--- WHAT THIS TASK INVOLVES ---
Write out the whole listing word for word.

--- PROVIDED MATERIAL ---
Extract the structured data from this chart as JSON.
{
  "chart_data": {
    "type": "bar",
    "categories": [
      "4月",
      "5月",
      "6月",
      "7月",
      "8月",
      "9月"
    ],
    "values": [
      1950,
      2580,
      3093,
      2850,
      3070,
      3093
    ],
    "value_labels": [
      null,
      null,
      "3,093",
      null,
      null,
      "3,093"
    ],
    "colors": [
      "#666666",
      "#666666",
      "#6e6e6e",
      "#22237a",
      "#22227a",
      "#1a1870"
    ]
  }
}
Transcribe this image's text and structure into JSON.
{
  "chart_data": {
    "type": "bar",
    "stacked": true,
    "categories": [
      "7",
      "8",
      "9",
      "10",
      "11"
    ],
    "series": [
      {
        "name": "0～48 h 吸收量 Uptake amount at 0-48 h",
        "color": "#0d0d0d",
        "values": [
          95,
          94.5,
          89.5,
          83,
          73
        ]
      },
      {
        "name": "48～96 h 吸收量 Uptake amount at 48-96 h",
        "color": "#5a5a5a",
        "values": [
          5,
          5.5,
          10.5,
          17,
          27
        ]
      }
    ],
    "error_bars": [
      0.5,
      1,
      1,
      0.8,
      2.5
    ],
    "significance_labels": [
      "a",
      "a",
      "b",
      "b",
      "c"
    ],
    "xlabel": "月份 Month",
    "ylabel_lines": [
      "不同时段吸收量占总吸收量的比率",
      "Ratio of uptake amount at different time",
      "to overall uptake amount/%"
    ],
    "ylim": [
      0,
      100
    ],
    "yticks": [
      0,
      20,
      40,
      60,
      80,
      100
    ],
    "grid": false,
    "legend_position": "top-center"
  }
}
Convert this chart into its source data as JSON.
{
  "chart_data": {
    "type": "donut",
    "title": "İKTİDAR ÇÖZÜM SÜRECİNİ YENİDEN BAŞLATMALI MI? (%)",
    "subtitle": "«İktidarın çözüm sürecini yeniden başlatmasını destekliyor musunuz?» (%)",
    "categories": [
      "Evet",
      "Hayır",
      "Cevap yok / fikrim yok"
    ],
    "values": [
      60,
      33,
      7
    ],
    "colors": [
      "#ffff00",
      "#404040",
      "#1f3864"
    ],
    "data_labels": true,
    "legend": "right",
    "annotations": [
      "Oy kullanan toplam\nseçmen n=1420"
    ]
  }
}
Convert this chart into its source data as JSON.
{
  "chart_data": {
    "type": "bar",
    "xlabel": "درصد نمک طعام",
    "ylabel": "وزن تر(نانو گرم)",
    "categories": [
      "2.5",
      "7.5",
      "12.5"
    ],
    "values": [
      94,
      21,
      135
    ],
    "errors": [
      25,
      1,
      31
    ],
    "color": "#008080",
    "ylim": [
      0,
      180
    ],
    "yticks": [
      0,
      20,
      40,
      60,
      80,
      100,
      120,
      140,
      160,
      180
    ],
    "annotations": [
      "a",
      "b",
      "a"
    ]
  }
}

--- RESPONSE BELOW ---
Extract the structured data from this chart as JSON.
{
  "chart_data": {
    "type": "bar",
    "categories": [
      "4月",
      "5月",
      "6月",
      "7月",
      "8月",
      "9月"
    ],
    "values": [
      1950,
      2580,
      3093,
      2850,
      3070,
      3093
    ],
    "value_labels": [
      null,
      null,
      "3,093",
      null,
      null,
      "3,093"
    ],
    "colors": [
      "#666666",
      "#666666",
      "#6e6e6e",
      "#22237a",
      "#22227a",
      "#1a1870"
    ]
  }
}
Transcribe this image's text and structure into JSON.
{
  "chart_data": {
    "type": "bar",
    "stacked": true,
    "categories": [
      "7",
      "8",
      "9",
      "10",
      "11"
    ],
    "series": [
      {
        "name": "0～48 h 吸收量 Uptake amount at 0-48 h",
        "color": "#0d0d0d",
        "values": [
          95,
          94.5,
          89.5,
          83,
          73
        ]
      },
      {
        "name": "48～96 h 吸收量 Uptake amount at 48-96 h",
        "color": "#5a5a5a",
        "values": [
          5,
          5.5,
          10.5,
          17,
          27
        ]
      }
    ],
    "error_bars": [
      0.5,
      1,
      1,
      0.8,
      2.5
    ],
    "significance_labels": [
      "a",
      "a",
      "b",
      "b",
      "c"
    ],
    "xlabel": "月份 Month",
    "ylabel_lines": [
      "不同时段吸收量占总吸收量的比率",
      "Ratio of uptake amount at different time",
      "to overall uptake amount/%"
    ],
    "ylim": [
      0,
      100
    ],
    "yticks": [
      0,
      20,
      40,
      60,
      80,
      100
    ],
    "grid": false,
    "legend_position": "top-center"
  }
}
Convert this chart into its source data as JSON.
{
  "chart_data": {
    "type": "donut",
    "title": "İKTİDAR ÇÖZÜM SÜRECİNİ YENİDEN BAŞLATMALI MI? (%)",
    "subtitle": "«İktidarın çözüm sürecini yeniden başlatmasını destekliyor musunuz?» (%)",
    "categories": [
      "Evet",
      "Hayır",
      "Cevap yok / fikrim yok"
    ],
    "values": [
      60,
      33,
      7
    ],
    "colors": [
      "#ffff00",
      "#404040",
      "#1f3864"
    ],
    "data_labels": true,
    "legend": "right",
    "annotations": [
      "Oy kullanan toplam\nseçmen n=1420"
    ]
  }
}
Convert this chart into its source data as JSON.
{
  "chart_data": {
    "type": "bar",
    "xlabel": "درصد نمک طعام",
    "ylabel": "وزن تر(نانو گرم)",
    "categories": [
      "2.5",
      "7.5",
      "12.5"
    ],
    "values": [
      94,
      21,
      135
    ],
    "errors": [
      25,
      1,
      31
    ],
    "color": "#008080",
    "ylim": [
      0,
      180
    ],
    "yticks": [
      0,
      20,
      40,
      60,
      80,
      100,
      120,
      140,
      160,
      180
    ],
    "annotations": [
      "a",
      "b",
      "a"
    ]
  }
}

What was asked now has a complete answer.